**Input data**
________________________

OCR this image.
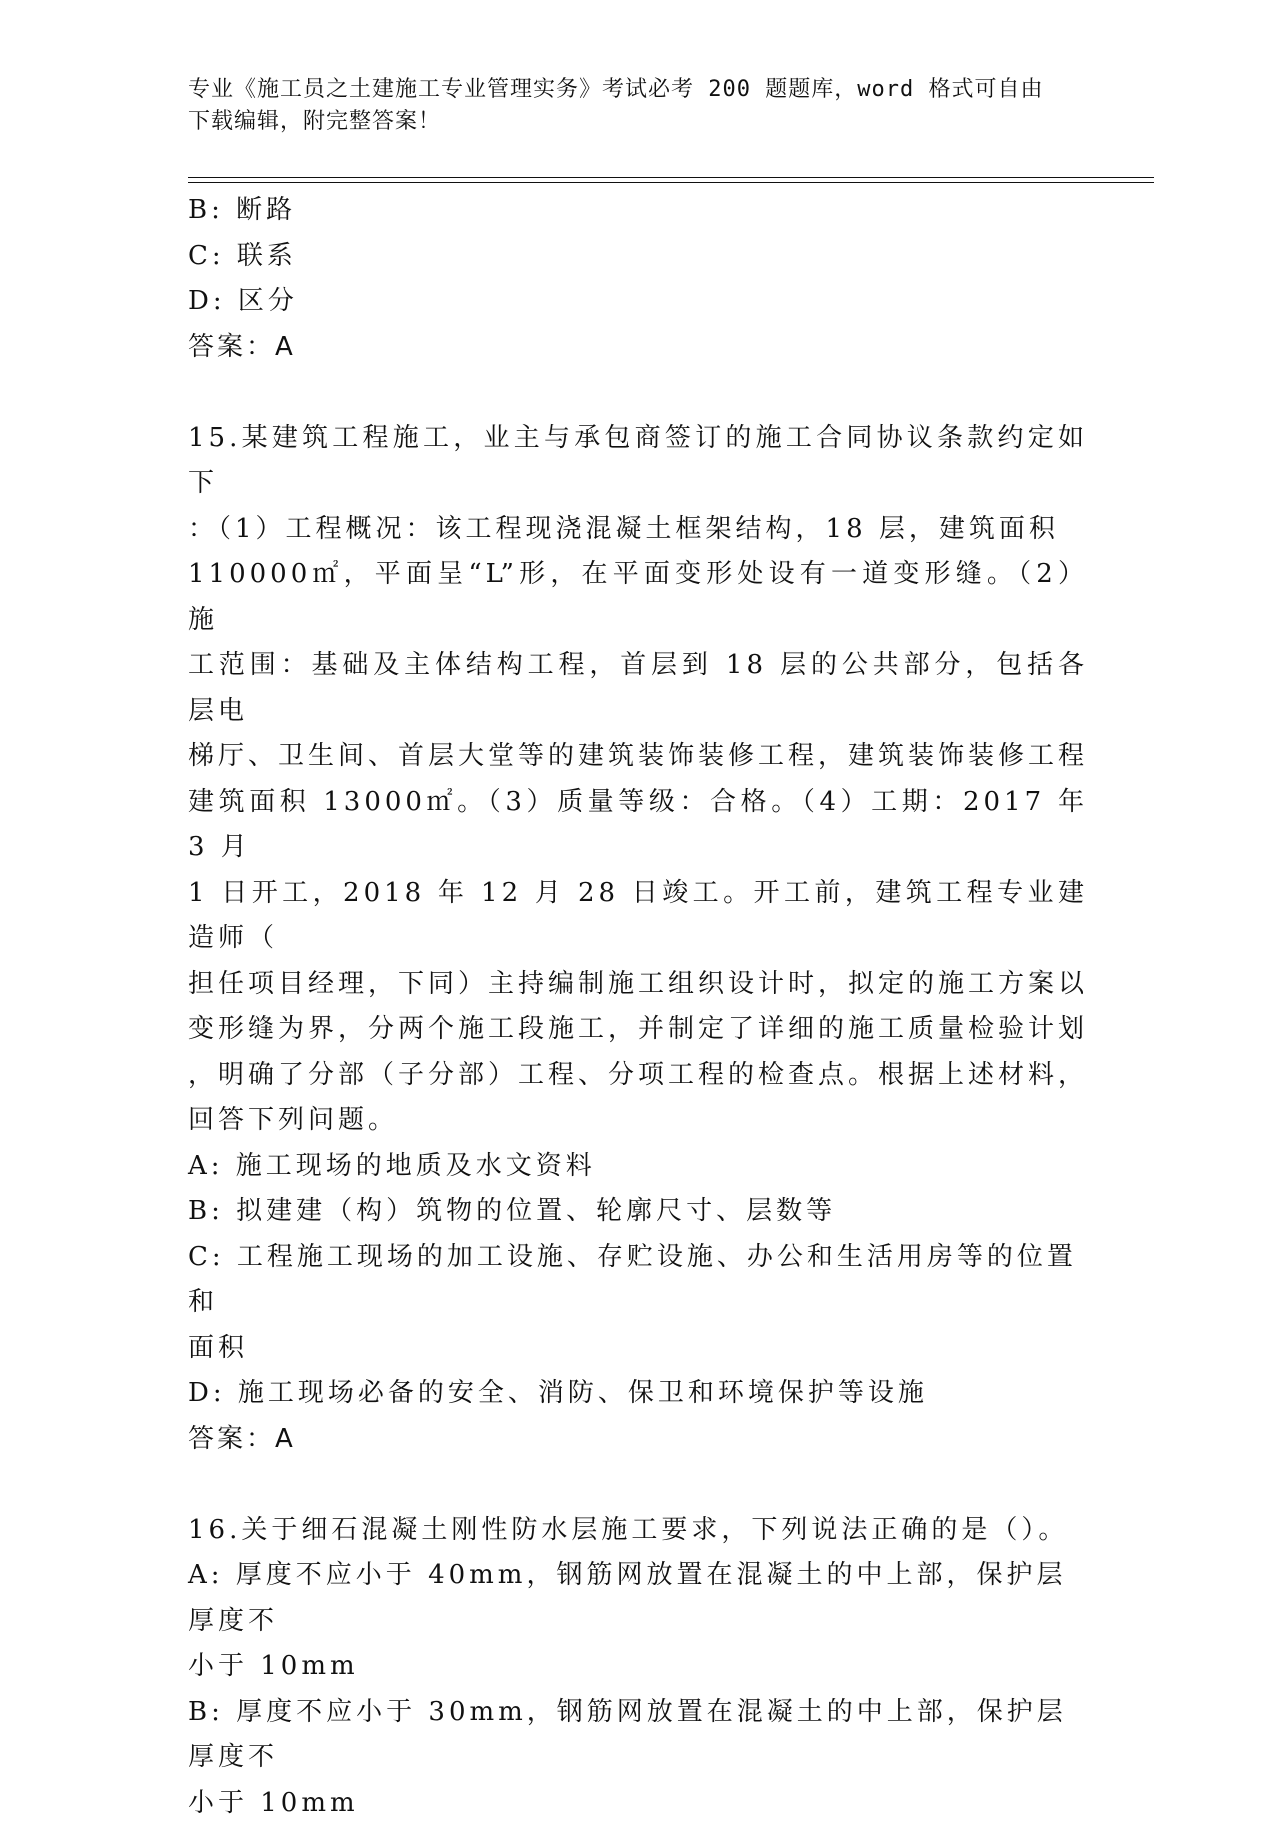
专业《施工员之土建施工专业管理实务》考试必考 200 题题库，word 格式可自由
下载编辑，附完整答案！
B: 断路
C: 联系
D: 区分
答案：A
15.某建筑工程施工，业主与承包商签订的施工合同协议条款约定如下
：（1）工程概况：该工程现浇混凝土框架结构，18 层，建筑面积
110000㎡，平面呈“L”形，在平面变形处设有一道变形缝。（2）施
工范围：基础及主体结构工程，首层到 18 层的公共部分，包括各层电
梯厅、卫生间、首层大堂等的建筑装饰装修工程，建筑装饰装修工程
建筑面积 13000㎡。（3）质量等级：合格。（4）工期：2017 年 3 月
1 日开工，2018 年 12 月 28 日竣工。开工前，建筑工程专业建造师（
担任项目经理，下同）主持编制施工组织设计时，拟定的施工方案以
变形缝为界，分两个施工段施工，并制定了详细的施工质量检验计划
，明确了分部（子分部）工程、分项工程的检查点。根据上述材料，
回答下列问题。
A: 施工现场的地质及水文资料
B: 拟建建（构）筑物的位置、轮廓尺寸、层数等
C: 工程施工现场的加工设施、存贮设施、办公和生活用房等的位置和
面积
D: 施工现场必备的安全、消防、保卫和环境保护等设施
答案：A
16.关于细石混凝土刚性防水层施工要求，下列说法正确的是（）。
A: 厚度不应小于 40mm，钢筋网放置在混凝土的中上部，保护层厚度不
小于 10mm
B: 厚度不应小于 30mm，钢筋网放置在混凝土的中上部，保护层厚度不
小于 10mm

________________________

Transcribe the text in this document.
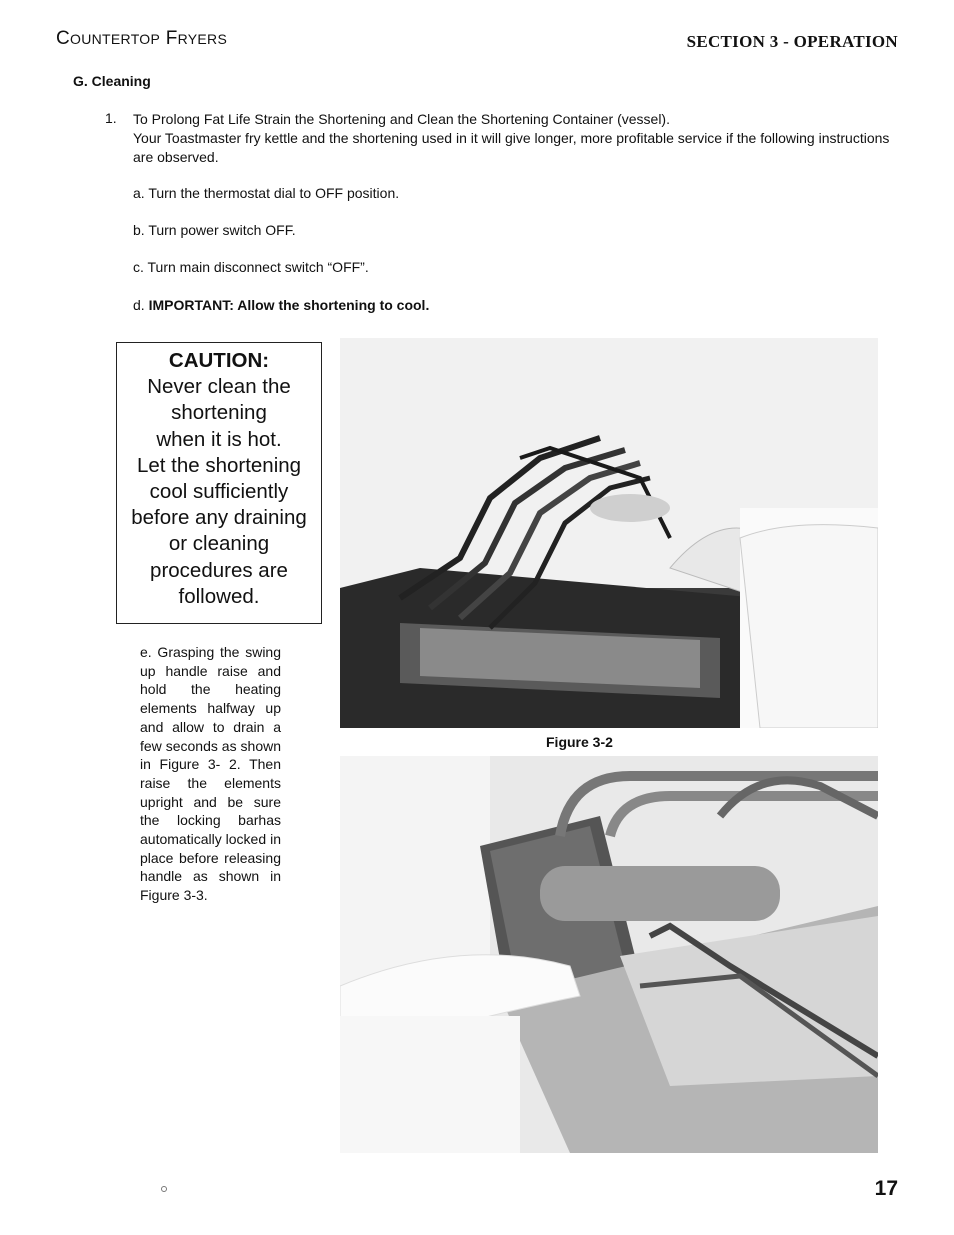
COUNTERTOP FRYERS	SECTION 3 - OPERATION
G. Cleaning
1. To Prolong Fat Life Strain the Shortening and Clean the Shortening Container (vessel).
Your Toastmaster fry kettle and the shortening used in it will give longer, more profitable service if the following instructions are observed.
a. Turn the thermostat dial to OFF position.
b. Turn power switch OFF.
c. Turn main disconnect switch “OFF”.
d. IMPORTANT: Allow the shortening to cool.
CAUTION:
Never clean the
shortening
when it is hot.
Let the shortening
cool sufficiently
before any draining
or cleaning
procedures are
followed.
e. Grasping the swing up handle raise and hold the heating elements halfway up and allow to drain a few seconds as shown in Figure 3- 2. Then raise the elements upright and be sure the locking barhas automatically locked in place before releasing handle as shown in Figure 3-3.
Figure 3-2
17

________________________

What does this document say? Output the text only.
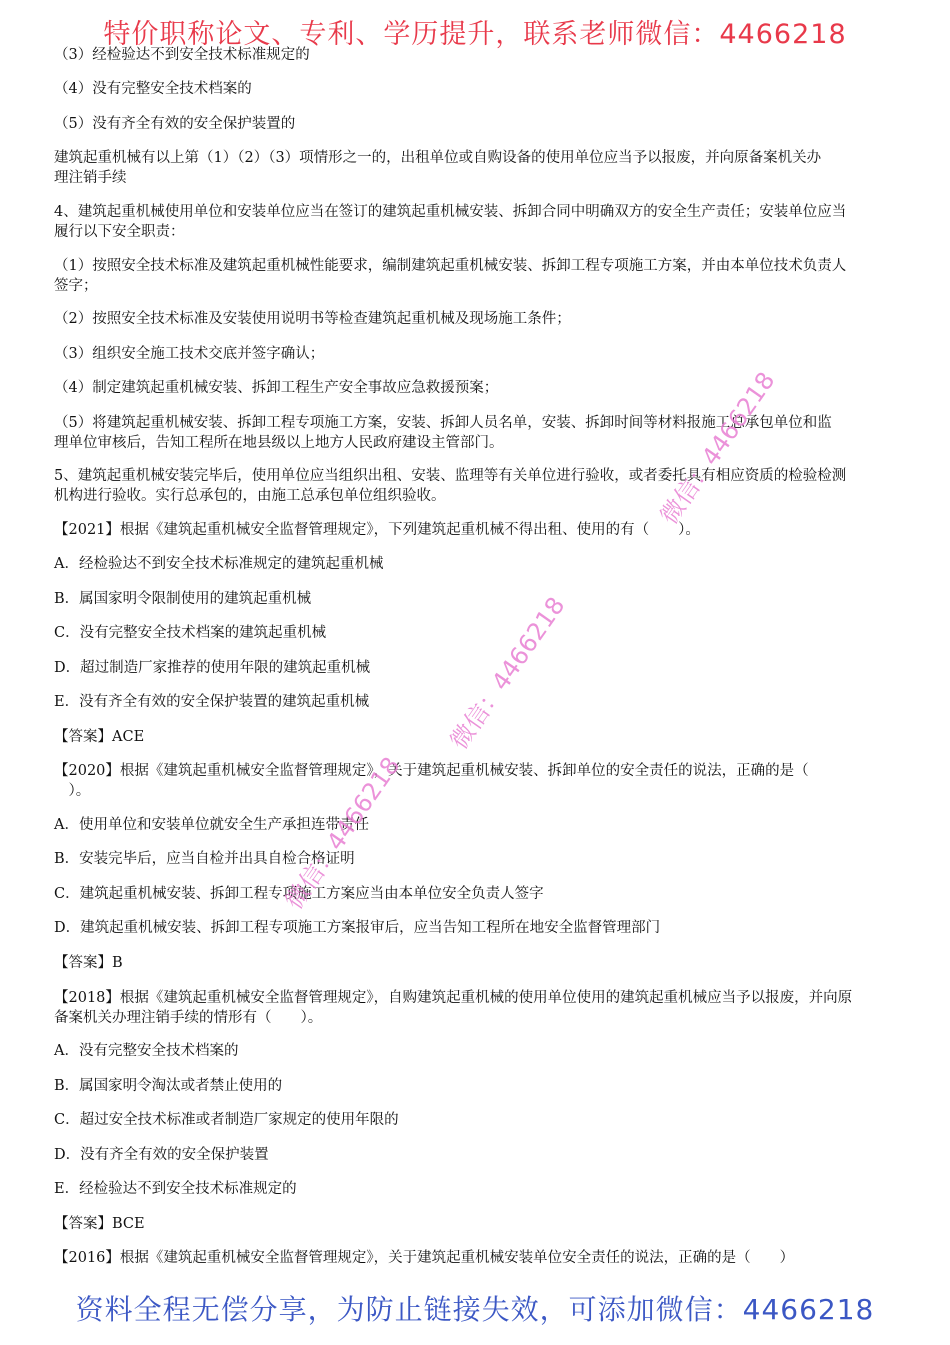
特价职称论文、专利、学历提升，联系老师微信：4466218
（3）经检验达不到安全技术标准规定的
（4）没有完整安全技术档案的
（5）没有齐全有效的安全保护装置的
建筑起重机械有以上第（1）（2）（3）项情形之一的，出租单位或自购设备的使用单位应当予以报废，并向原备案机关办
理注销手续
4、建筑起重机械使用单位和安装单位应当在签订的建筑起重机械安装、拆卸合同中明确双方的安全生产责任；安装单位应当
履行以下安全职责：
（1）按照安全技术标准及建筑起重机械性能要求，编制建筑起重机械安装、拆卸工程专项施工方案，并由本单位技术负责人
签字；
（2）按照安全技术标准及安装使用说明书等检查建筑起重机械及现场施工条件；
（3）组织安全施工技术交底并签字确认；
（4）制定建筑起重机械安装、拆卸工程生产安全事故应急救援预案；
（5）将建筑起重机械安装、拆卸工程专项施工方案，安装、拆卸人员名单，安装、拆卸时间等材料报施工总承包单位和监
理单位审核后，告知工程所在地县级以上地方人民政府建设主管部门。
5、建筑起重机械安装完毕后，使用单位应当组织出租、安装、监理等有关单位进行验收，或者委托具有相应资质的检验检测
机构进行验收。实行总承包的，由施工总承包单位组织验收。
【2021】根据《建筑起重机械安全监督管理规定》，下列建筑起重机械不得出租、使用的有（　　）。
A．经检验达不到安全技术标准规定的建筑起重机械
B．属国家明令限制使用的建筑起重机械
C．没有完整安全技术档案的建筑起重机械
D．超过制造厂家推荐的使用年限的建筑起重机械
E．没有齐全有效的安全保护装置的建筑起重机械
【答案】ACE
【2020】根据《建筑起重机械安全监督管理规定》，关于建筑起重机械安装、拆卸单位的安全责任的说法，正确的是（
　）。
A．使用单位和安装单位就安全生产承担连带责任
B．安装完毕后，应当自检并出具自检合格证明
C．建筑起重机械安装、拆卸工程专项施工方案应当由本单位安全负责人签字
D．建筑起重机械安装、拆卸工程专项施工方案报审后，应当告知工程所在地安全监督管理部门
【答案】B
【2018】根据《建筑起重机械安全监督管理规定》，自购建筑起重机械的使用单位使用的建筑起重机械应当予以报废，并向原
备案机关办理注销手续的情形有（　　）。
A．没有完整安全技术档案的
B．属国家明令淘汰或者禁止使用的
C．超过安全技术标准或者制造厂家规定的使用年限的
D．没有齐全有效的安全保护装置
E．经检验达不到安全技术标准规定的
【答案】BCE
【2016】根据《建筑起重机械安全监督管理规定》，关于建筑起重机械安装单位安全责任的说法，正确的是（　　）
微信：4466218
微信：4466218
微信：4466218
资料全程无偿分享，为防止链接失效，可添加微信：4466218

________________________

**Brief**
Gather all lines with the string "text" from the data.

**The solution**
Transcribe the text in this document.
What does this document say? Output the text only.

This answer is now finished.